START

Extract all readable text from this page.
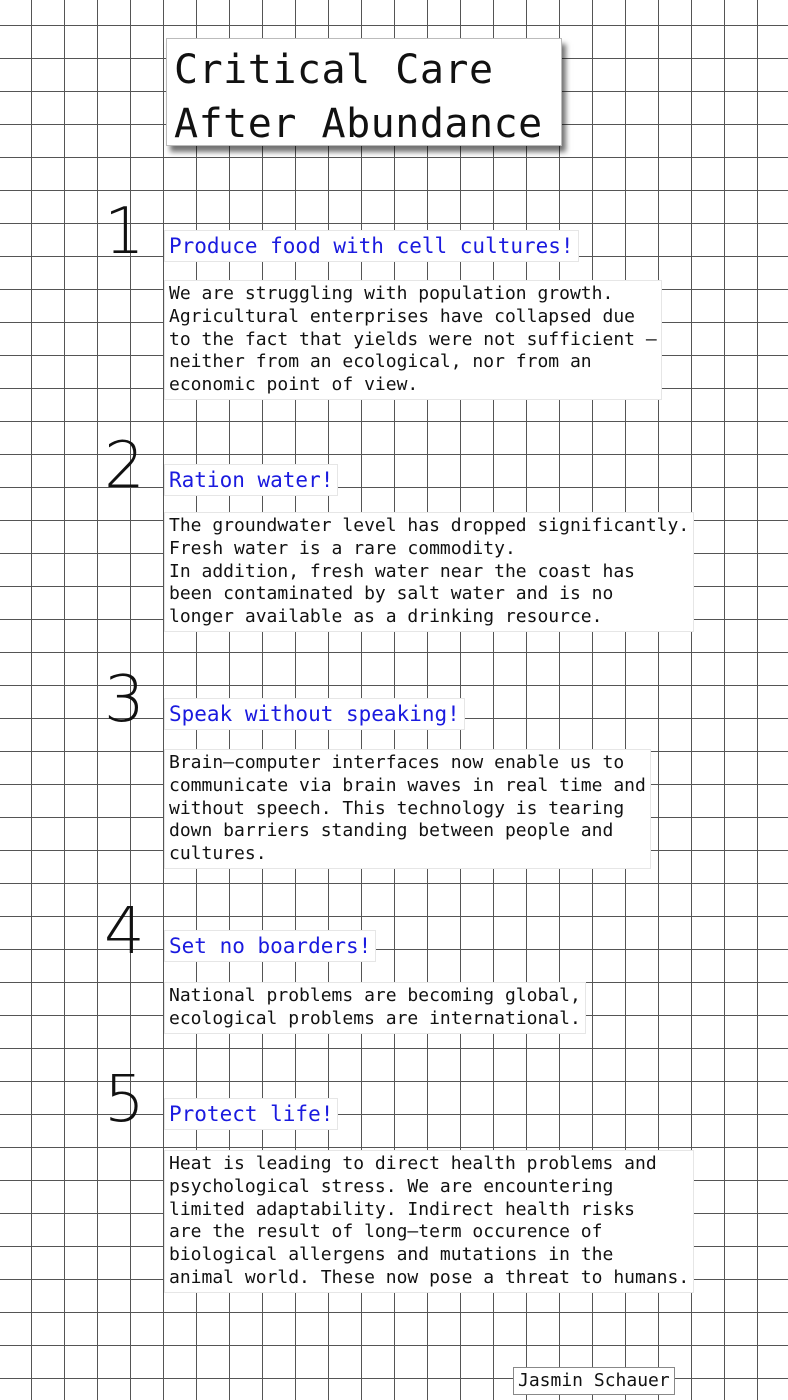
Critical Care
After Abundance
1 Produce food with cell cultures!
We are struggling with population growth.
Agricultural enterprises have collapsed due
to the fact that yields were not sufficient –
neither from an ecological, nor from an
economic point of view.
2 Ration water!
The groundwater level has dropped significantly.
Fresh water is a rare commodity.
In addition, fresh water near the coast has
been contaminated by salt water and is no
longer available as a drinking resource.
3 Speak without speaking!
Brain–computer interfaces now enable us to
communicate via brain waves in real time and
without speech. This technology is tearing
down barriers standing between people and
cultures.
4 Set no boarders!
National problems are becoming global,
ecological problems are international.
5 Protect life!
Heat is leading to direct health problems and
psychological stress. We are encountering
limited adaptability. Indirect health risks
are the result of long–term occurence of
biological allergens and mutations in the
animal world. These now pose a threat to humans.
Jasmin Schauer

END

• Task statement
Leave out the pictures and reproduce the rest of the listing exactly.

• Task result
Extract all readable text from this page.
Critical Care
After Abundance
1 Produce food with cell cultures!
We are struggling with population growth.
Agricultural enterprises have collapsed due
to the fact that yields were not sufficient –
neither from an ecological, nor from an
economic point of view.
2 Ration water!
The groundwater level has dropped significantly.
Fresh water is a rare commodity.
In addition, fresh water near the coast has
been contaminated by salt water and is no
longer available as a drinking resource.
3 Speak without speaking!
Brain–computer interfaces now enable us to
communicate via brain waves in real time and
without speech. This technology is tearing
down barriers standing between people and
cultures.
4 Set no boarders!
National problems are becoming global,
ecological problems are international.
5 Protect life!
Heat is leading to direct health problems and
psychological stress. We are encountering
limited adaptability. Indirect health risks
are the result of long–term occurence of
biological allergens and mutations in the
animal world. These now pose a threat to humans.
Jasmin Schauer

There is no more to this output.